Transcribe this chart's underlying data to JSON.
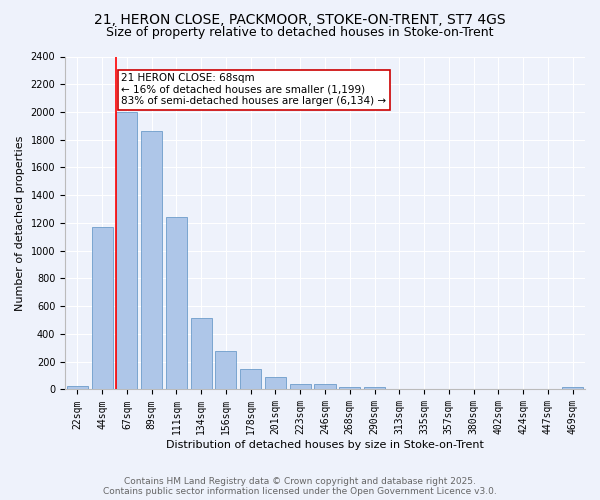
{
  "title_line1": "21, HERON CLOSE, PACKMOOR, STOKE-ON-TRENT, ST7 4GS",
  "title_line2": "Size of property relative to detached houses in Stoke-on-Trent",
  "xlabel": "Distribution of detached houses by size in Stoke-on-Trent",
  "ylabel": "Number of detached properties",
  "categories": [
    "22sqm",
    "44sqm",
    "67sqm",
    "89sqm",
    "111sqm",
    "134sqm",
    "156sqm",
    "178sqm",
    "201sqm",
    "223sqm",
    "246sqm",
    "268sqm",
    "290sqm",
    "313sqm",
    "335sqm",
    "357sqm",
    "380sqm",
    "402sqm",
    "424sqm",
    "447sqm",
    "469sqm"
  ],
  "values": [
    25,
    1170,
    2000,
    1860,
    1240,
    515,
    275,
    150,
    90,
    40,
    40,
    15,
    20,
    5,
    5,
    5,
    5,
    5,
    5,
    5,
    15
  ],
  "bar_color": "#aec6e8",
  "bar_edge_color": "#5a8fc2",
  "highlight_index": 2,
  "red_line_x": 2,
  "annotation_text": "21 HERON CLOSE: 68sqm\n← 16% of detached houses are smaller (1,199)\n83% of semi-detached houses are larger (6,134) →",
  "annotation_box_color": "#ffffff",
  "annotation_box_edge": "#cc0000",
  "ylim": [
    0,
    2400
  ],
  "yticks": [
    0,
    200,
    400,
    600,
    800,
    1000,
    1200,
    1400,
    1600,
    1800,
    2000,
    2200,
    2400
  ],
  "background_color": "#eef2fb",
  "grid_color": "#ffffff",
  "footer_text": "Contains HM Land Registry data © Crown copyright and database right 2025.\nContains public sector information licensed under the Open Government Licence v3.0.",
  "title_fontsize": 10,
  "subtitle_fontsize": 9,
  "axis_label_fontsize": 8,
  "tick_fontsize": 7,
  "annotation_fontsize": 7.5,
  "footer_fontsize": 6.5
}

** Given task **
Repeat all of the records verbatim, leaving out the pictures.

** Written answer **
Transcribe this chart's underlying data to JSON.
{
  "title_line1": "21, HERON CLOSE, PACKMOOR, STOKE-ON-TRENT, ST7 4GS",
  "title_line2": "Size of property relative to detached houses in Stoke-on-Trent",
  "xlabel": "Distribution of detached houses by size in Stoke-on-Trent",
  "ylabel": "Number of detached properties",
  "categories": [
    "22sqm",
    "44sqm",
    "67sqm",
    "89sqm",
    "111sqm",
    "134sqm",
    "156sqm",
    "178sqm",
    "201sqm",
    "223sqm",
    "246sqm",
    "268sqm",
    "290sqm",
    "313sqm",
    "335sqm",
    "357sqm",
    "380sqm",
    "402sqm",
    "424sqm",
    "447sqm",
    "469sqm"
  ],
  "values": [
    25,
    1170,
    2000,
    1860,
    1240,
    515,
    275,
    150,
    90,
    40,
    40,
    15,
    20,
    5,
    5,
    5,
    5,
    5,
    5,
    5,
    15
  ],
  "bar_color": "#aec6e8",
  "bar_edge_color": "#5a8fc2",
  "highlight_index": 2,
  "red_line_x": 2,
  "annotation_text": "21 HERON CLOSE: 68sqm\n← 16% of detached houses are smaller (1,199)\n83% of semi-detached houses are larger (6,134) →",
  "annotation_box_color": "#ffffff",
  "annotation_box_edge": "#cc0000",
  "ylim": [
    0,
    2400
  ],
  "yticks": [
    0,
    200,
    400,
    600,
    800,
    1000,
    1200,
    1400,
    1600,
    1800,
    2000,
    2200,
    2400
  ],
  "background_color": "#eef2fb",
  "grid_color": "#ffffff",
  "footer_text": "Contains HM Land Registry data © Crown copyright and database right 2025.\nContains public sector information licensed under the Open Government Licence v3.0.",
  "title_fontsize": 10,
  "subtitle_fontsize": 9,
  "axis_label_fontsize": 8,
  "tick_fontsize": 7,
  "annotation_fontsize": 7.5,
  "footer_fontsize": 6.5
}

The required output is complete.